[Document text]
In August 1974, Mayor Jackson appointed A. Reginald Eaves, an activist and personal friend, as Public Safety Commissioner. Eaves was criticized for lacking police experience. He generated controversy by appointing an ex-convict as his personal secretary and for what was considered as affirmative action in the police department, which some described as "reverse discrimination."

Jackson fired Eaves after revelation of a police exam cheating scandal. Eaves was later convicted by a federal jury of extortion in 1988 after selling his vote on two rezonings.

In 1991, Jackson awarded transgender supermodel Caroline Cossey (known under the stage name "Tula") honorary citizenship to Atlanta, though he later rescinded it after he learned that she was transgender, saying “I wouldn’t have given it to somebody whose claim to fame was being transsexual” despite Cossey having a career for many years before her gender reassignment was public knowledge. Cossey stated that she felt insulted by his decision.

==Atlanta's crime==
In addition to the 1979–1981 Atlanta Child Murders mentioned above, residents were concerned about a rising crime rate during Mayor Jackson's tenure. In 1979, with a soaring murder rate and nationwide publicity about crime there, Georgia Governor George Busbee, acting on a request from Mayor Maynard Jackson, called in Georgia State Patrol troopers to help patrol the downtown. The business community accused Mayor Jackson and Police Chief George Napper of dismissing public concerns about crime. Atlanta had the highest murder rate and the highest overall crime rate of any city, and the numbers were rapidly climbing higher, with a 69% increase in homicides between 1978 and 1979 alone. Much of it was considered to be driven by drug wars.

==Service to the Democratic National Committee==
After leaving office as mayor, Jackson continued to be active with the Democratic Party. In 2001, he unsuccessfully sought the post as the Democratic National Committee chairman, losing to the fund-raiser Terry McAuliffe, who had the backing of former president Bill Clinton and First Lady Hillary Clinton. Jackson was backed by presidential candidate Bill Bradley, among others.

[Given data]

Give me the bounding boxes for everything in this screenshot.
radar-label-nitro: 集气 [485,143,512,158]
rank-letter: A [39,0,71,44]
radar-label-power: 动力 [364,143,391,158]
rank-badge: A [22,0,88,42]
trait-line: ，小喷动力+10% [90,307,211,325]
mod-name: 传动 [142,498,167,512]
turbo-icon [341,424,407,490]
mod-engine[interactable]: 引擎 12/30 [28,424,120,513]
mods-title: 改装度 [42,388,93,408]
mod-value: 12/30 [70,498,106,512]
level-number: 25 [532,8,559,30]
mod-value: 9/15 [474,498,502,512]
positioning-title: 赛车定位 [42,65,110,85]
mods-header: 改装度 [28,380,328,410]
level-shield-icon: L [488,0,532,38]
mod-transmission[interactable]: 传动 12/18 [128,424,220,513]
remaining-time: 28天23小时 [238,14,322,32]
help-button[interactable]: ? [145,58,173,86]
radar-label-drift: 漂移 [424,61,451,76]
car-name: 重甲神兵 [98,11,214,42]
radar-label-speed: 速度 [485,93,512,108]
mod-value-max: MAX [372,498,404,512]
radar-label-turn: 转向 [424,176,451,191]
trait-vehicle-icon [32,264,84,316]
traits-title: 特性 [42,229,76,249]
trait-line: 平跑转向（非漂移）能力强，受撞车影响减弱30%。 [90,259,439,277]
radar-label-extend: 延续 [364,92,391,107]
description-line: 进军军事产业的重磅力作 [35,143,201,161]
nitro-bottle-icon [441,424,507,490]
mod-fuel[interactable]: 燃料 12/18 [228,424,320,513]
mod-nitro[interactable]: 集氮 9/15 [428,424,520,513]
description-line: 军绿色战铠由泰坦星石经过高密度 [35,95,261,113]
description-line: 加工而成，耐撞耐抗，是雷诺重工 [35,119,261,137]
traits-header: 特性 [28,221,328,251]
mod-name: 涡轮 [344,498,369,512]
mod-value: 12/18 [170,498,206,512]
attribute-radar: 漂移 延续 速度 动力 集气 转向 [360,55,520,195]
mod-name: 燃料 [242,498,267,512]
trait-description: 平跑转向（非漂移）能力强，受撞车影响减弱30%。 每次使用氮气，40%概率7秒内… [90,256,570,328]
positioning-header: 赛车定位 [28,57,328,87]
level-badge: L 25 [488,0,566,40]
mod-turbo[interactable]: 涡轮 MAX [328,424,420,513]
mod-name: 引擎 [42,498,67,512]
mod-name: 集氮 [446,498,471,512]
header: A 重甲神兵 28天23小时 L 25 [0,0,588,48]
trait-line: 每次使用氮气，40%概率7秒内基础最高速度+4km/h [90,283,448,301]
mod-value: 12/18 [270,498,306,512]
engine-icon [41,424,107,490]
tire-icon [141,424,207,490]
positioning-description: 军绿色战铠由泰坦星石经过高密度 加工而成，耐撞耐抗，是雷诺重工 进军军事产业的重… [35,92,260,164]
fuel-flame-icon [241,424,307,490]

[Work instructions]
1) In the passage on Maynard Jackson, who beat Jackson in 2001 for the post of Democratic National Committee chairman?
2) Continue the passage on Maynard Jackson from its last sentence.

[Outputs]
1) Terry McAuliffe

2)
Jackson was appointed as the National Development Chairman of the Democratic National Committee and was the first Chairman of the DNC Voting Rights Institute. In 2002, he founded the American Voters League, a non-profit and non-partisan effort to increase national voter participation. Jackson appeared briefly in the 2001 documentary Startup.com.

==Legacy and honors==
Towards the end of his second mayoralty, a 1993 survey of historians, political scientists and urban experts conducted by Melvin G. Holli of the University of Illinois at Chicago ranked Jackson as the twenty-fourth-best American big-city mayor to have served between the years 1820 and 1993.

- In 2008, the Southside Comprehensive High School was renamed the Maynard H. Jackson High School.
- In 2003, Hartsfield Atlanta International Airport had Jackson's name added to it, and in 2012, the airport's new international terminal was named for him.
- In 2015, a documentary film about his life and work, entitled Maynard, was in preparation, directed by Samuel D. Pollard. It was released in 2017, and has been featured at several film festivals around the United States since then. The Maynard documentary was officially selected by DOC NYC to premiere at their film festival on November 16, 2017.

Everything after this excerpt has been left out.